* PROBLEM DESCRIPTION:
Report the count of lines that carry the string "fill", and add nothing.

* DATASET ENTRIES:
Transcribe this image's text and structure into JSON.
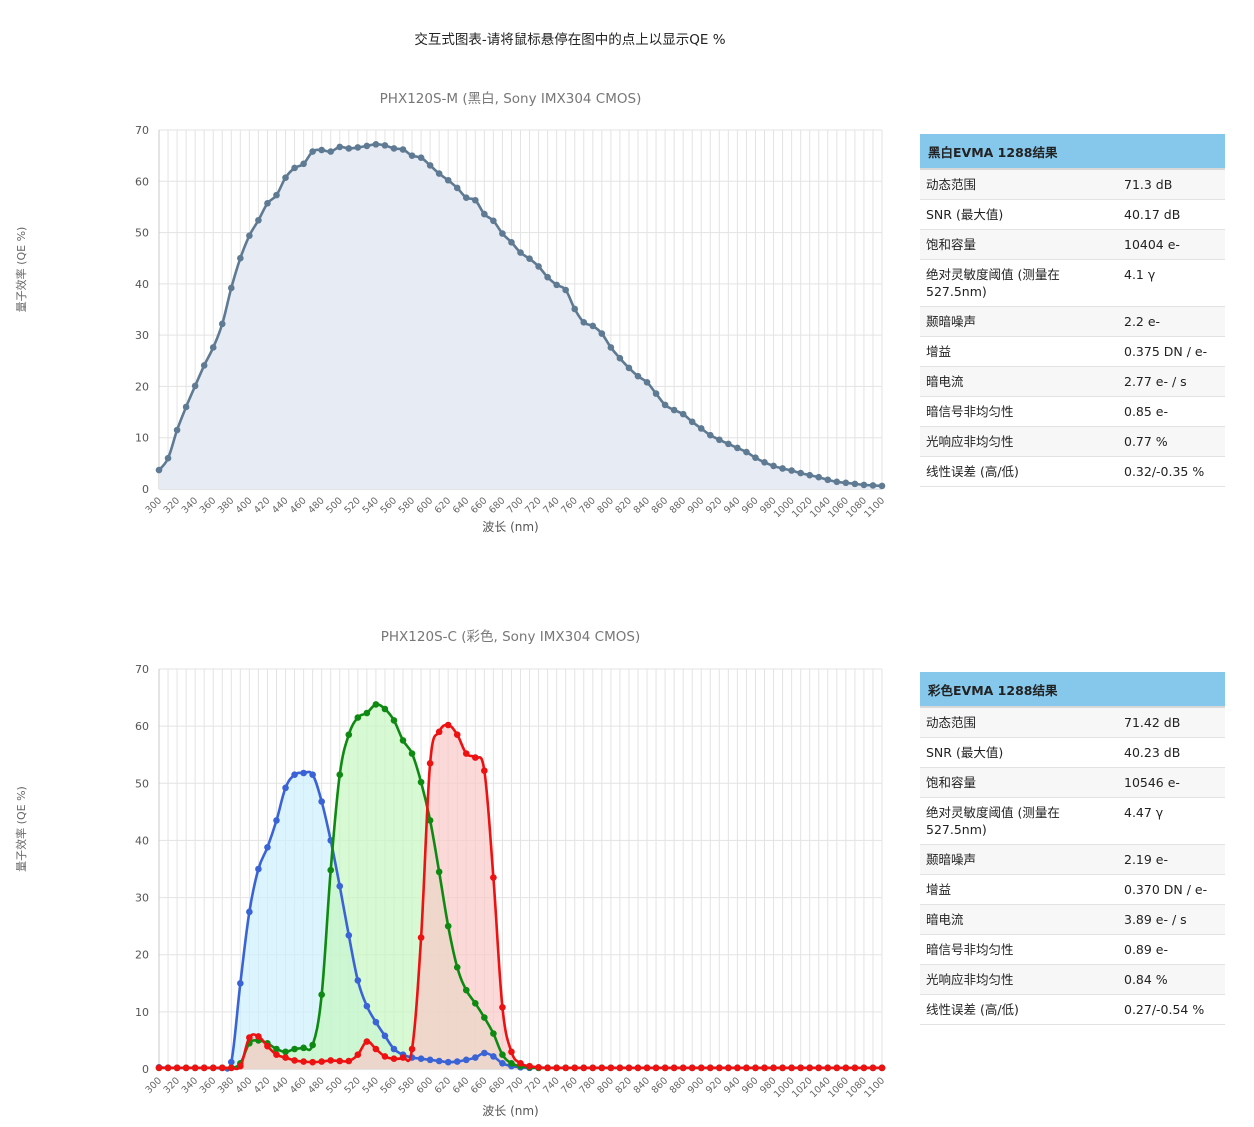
{
  "page": {
    "heading": "交互式图表-请将鼠标悬停在图中的点上以显示QE %"
  },
  "colors": {
    "mono": "#5f7a93",
    "blue": "#3a63d6",
    "green": "#0e8a12",
    "red": "#ee1111",
    "table_header": "#86c8ec"
  },
  "chart_data": [
    {
      "type": "area",
      "title": "PHX120S-M (黑白, Sony IMX304 CMOS)",
      "xlabel": "波长 (nm)",
      "ylabel": "量子效率 (QE %)",
      "xlim": [
        300,
        1100
      ],
      "ylim": [
        0,
        70
      ],
      "xticks": [
        300,
        320,
        340,
        360,
        380,
        400,
        420,
        440,
        460,
        480,
        500,
        520,
        540,
        560,
        580,
        600,
        620,
        640,
        660,
        680,
        700,
        720,
        740,
        760,
        780,
        800,
        820,
        840,
        860,
        880,
        900,
        920,
        940,
        960,
        980,
        1000,
        1020,
        1040,
        1060,
        1080,
        1100
      ],
      "yticks": [
        0,
        10,
        20,
        30,
        40,
        50,
        60,
        70
      ],
      "grid": true,
      "x": [
        300,
        310,
        320,
        330,
        340,
        350,
        360,
        370,
        380,
        390,
        400,
        410,
        420,
        430,
        440,
        450,
        460,
        470,
        480,
        490,
        500,
        510,
        520,
        530,
        540,
        550,
        560,
        570,
        580,
        590,
        600,
        610,
        620,
        630,
        640,
        650,
        660,
        670,
        680,
        690,
        700,
        710,
        720,
        730,
        740,
        750,
        760,
        770,
        780,
        790,
        800,
        810,
        820,
        830,
        840,
        850,
        860,
        870,
        880,
        890,
        900,
        910,
        920,
        930,
        940,
        950,
        960,
        970,
        980,
        990,
        1000,
        1010,
        1020,
        1030,
        1040,
        1050,
        1060,
        1070,
        1080,
        1090,
        1100
      ],
      "series": [
        {
          "color": "#5f7a93",
          "fill": "#e7ebf4",
          "values": [
            3.7,
            6,
            11.5,
            16,
            20.1,
            24.1,
            27.6,
            32.2,
            39.2,
            45,
            49.4,
            52.4,
            55.7,
            57.3,
            60.7,
            62.6,
            63.4,
            65.8,
            66.1,
            65.8,
            66.7,
            66.4,
            66.6,
            66.9,
            67.2,
            67,
            66.4,
            66.2,
            65,
            64.6,
            63.1,
            61.5,
            60.2,
            58.7,
            56.8,
            56.3,
            53.6,
            52.3,
            49.8,
            48.1,
            46.1,
            44.9,
            43.4,
            41.3,
            39.8,
            38.8,
            35.1,
            32.5,
            31.8,
            30.3,
            27.6,
            25.5,
            23.6,
            22,
            20.8,
            18.6,
            16.4,
            15.4,
            14.6,
            13.1,
            11.8,
            10.5,
            9.6,
            8.8,
            8,
            7.2,
            6.1,
            5.2,
            4.5,
            4,
            3.6,
            3.1,
            2.7,
            2.3,
            1.8,
            1.4,
            1.2,
            1,
            0.8,
            0.7,
            0.6
          ]
        }
      ]
    },
    {
      "type": "area",
      "title": "PHX120S-C (彩色, Sony IMX304 CMOS)",
      "xlabel": "波长 (nm)",
      "ylabel": "量子效率 (QE %)",
      "xlim": [
        300,
        1100
      ],
      "ylim": [
        0,
        70
      ],
      "xticks": [
        300,
        320,
        340,
        360,
        380,
        400,
        420,
        440,
        460,
        480,
        500,
        520,
        540,
        560,
        580,
        600,
        620,
        640,
        660,
        680,
        700,
        720,
        740,
        760,
        780,
        800,
        820,
        840,
        860,
        880,
        900,
        920,
        940,
        960,
        980,
        1000,
        1020,
        1040,
        1060,
        1080,
        1100
      ],
      "yticks": [
        0,
        10,
        20,
        30,
        40,
        50,
        60,
        70
      ],
      "grid": true,
      "x": [
        300,
        310,
        320,
        330,
        340,
        350,
        360,
        370,
        380,
        390,
        400,
        410,
        420,
        430,
        440,
        450,
        460,
        470,
        480,
        490,
        500,
        510,
        520,
        530,
        540,
        550,
        560,
        570,
        580,
        590,
        600,
        610,
        620,
        630,
        640,
        650,
        660,
        670,
        680,
        690,
        700,
        710,
        720,
        730,
        740,
        750,
        760,
        770,
        780,
        790,
        800,
        810,
        820,
        830,
        840,
        850,
        860,
        870,
        880,
        890,
        900,
        910,
        920,
        930,
        940,
        950,
        960,
        970,
        980,
        990,
        1000,
        1010,
        1020,
        1030,
        1040,
        1050,
        1060,
        1070,
        1080,
        1090,
        1100
      ],
      "series": [
        {
          "color": "#3a63d6",
          "fill": "#cdeffc",
          "values": [
            0.3,
            0.2,
            0.2,
            0.2,
            0.2,
            0.2,
            0.2,
            0.2,
            1.2,
            15,
            27.5,
            35,
            38.8,
            43.5,
            49.2,
            51.5,
            51.8,
            51.5,
            46.8,
            40,
            32,
            23.4,
            15.5,
            11,
            8.2,
            5.8,
            3.5,
            2.5,
            2,
            1.8,
            1.6,
            1.4,
            1.2,
            1.3,
            1.6,
            2,
            2.8,
            2.2,
            1,
            0.5,
            0.3,
            0.2,
            0.2,
            0.2,
            0.2,
            0.2,
            0.2,
            0.2,
            0.2,
            0.2,
            0.2,
            0.2,
            0.2,
            0.2,
            0.2,
            0.2,
            0.2,
            0.2,
            0.2,
            0.2,
            0.2,
            0.2,
            0.2,
            0.2,
            0.2,
            0.2,
            0.2,
            0.2,
            0.2,
            0.2,
            0.2,
            0.2,
            0.2,
            0.2,
            0.2,
            0.2,
            0.2,
            0.2,
            0.2,
            0.2,
            0.2
          ]
        },
        {
          "color": "#0e8a12",
          "fill": "#c6f7c0",
          "values": [
            0.2,
            0.2,
            0.2,
            0.2,
            0.2,
            0.2,
            0.2,
            0.2,
            0.2,
            1,
            4.5,
            5,
            4.5,
            3.5,
            3,
            3.5,
            3.7,
            4.2,
            13,
            34.8,
            51.5,
            58.5,
            61.5,
            62.3,
            63.8,
            63,
            61,
            57.5,
            55.2,
            50.2,
            43.5,
            34.5,
            25,
            17.8,
            13.8,
            11.5,
            9,
            6.2,
            2.5,
            1,
            0.5,
            0.3,
            0.2,
            0.2,
            0.2,
            0.2,
            0.2,
            0.2,
            0.2,
            0.2,
            0.2,
            0.2,
            0.2,
            0.2,
            0.2,
            0.2,
            0.2,
            0.2,
            0.2,
            0.2,
            0.2,
            0.2,
            0.2,
            0.2,
            0.2,
            0.2,
            0.2,
            0.2,
            0.2,
            0.2,
            0.2,
            0.2,
            0.2,
            0.2,
            0.2,
            0.2,
            0.2,
            0.2,
            0.2,
            0.2,
            0.2
          ]
        },
        {
          "color": "#ee1111",
          "fill": "#f9c9c9",
          "values": [
            0.2,
            0.2,
            0.2,
            0.2,
            0.2,
            0.2,
            0.2,
            0.2,
            0.2,
            0.5,
            5.5,
            5.7,
            4,
            2.5,
            2,
            1.5,
            1.3,
            1.2,
            1.3,
            1.5,
            1.4,
            1.4,
            2.5,
            4.8,
            3.5,
            2.2,
            1.8,
            2,
            3.5,
            23,
            53.5,
            59,
            60.2,
            58.5,
            55.2,
            54.5,
            52.2,
            33.5,
            10.8,
            3,
            1,
            0.5,
            0.3,
            0.2,
            0.2,
            0.2,
            0.2,
            0.2,
            0.2,
            0.2,
            0.2,
            0.2,
            0.2,
            0.2,
            0.2,
            0.2,
            0.2,
            0.2,
            0.2,
            0.2,
            0.2,
            0.2,
            0.2,
            0.2,
            0.2,
            0.2,
            0.2,
            0.2,
            0.2,
            0.2,
            0.2,
            0.2,
            0.2,
            0.2,
            0.2,
            0.2,
            0.2,
            0.2,
            0.2,
            0.2,
            0.2
          ]
        }
      ]
    }
  ],
  "tables": [
    {
      "header": "黑白EVMA 1288结果",
      "rows": [
        {
          "k": "动态范围",
          "v": "71.3 dB"
        },
        {
          "k": "SNR (最大值)",
          "v": "40.17 dB"
        },
        {
          "k": "饱和容量",
          "v": "10404 e-"
        },
        {
          "k": "绝对灵敏度阈值 (测量在527.5nm)",
          "v": "4.1 γ"
        },
        {
          "k": "颞暗噪声",
          "v": "2.2 e-"
        },
        {
          "k": "增益",
          "v": "0.375 DN / e-"
        },
        {
          "k": "暗电流",
          "v": "2.77 e- / s"
        },
        {
          "k": "暗信号非均匀性",
          "v": "0.85 e-"
        },
        {
          "k": "光响应非均匀性",
          "v": "0.77 %"
        },
        {
          "k": "线性误差 (高/低)",
          "v": "0.32/-0.35 %"
        }
      ]
    },
    {
      "header": "彩色EVMA 1288结果",
      "rows": [
        {
          "k": "动态范围",
          "v": "71.42 dB"
        },
        {
          "k": "SNR (最大值)",
          "v": "40.23 dB"
        },
        {
          "k": "饱和容量",
          "v": "10546 e-"
        },
        {
          "k": "绝对灵敏度阈值 (测量在527.5nm)",
          "v": "4.47 γ"
        },
        {
          "k": "颞暗噪声",
          "v": "2.19 e-"
        },
        {
          "k": "增益",
          "v": "0.370 DN / e-"
        },
        {
          "k": "暗电流",
          "v": "3.89 e- / s"
        },
        {
          "k": "暗信号非均匀性",
          "v": "0.89 e-"
        },
        {
          "k": "光响应非均匀性",
          "v": "0.84 %"
        },
        {
          "k": "线性误差 (高/低)",
          "v": "0.27/-0.54 %"
        }
      ]
    }
  ]
}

* COMPLETE RESPONSE:
4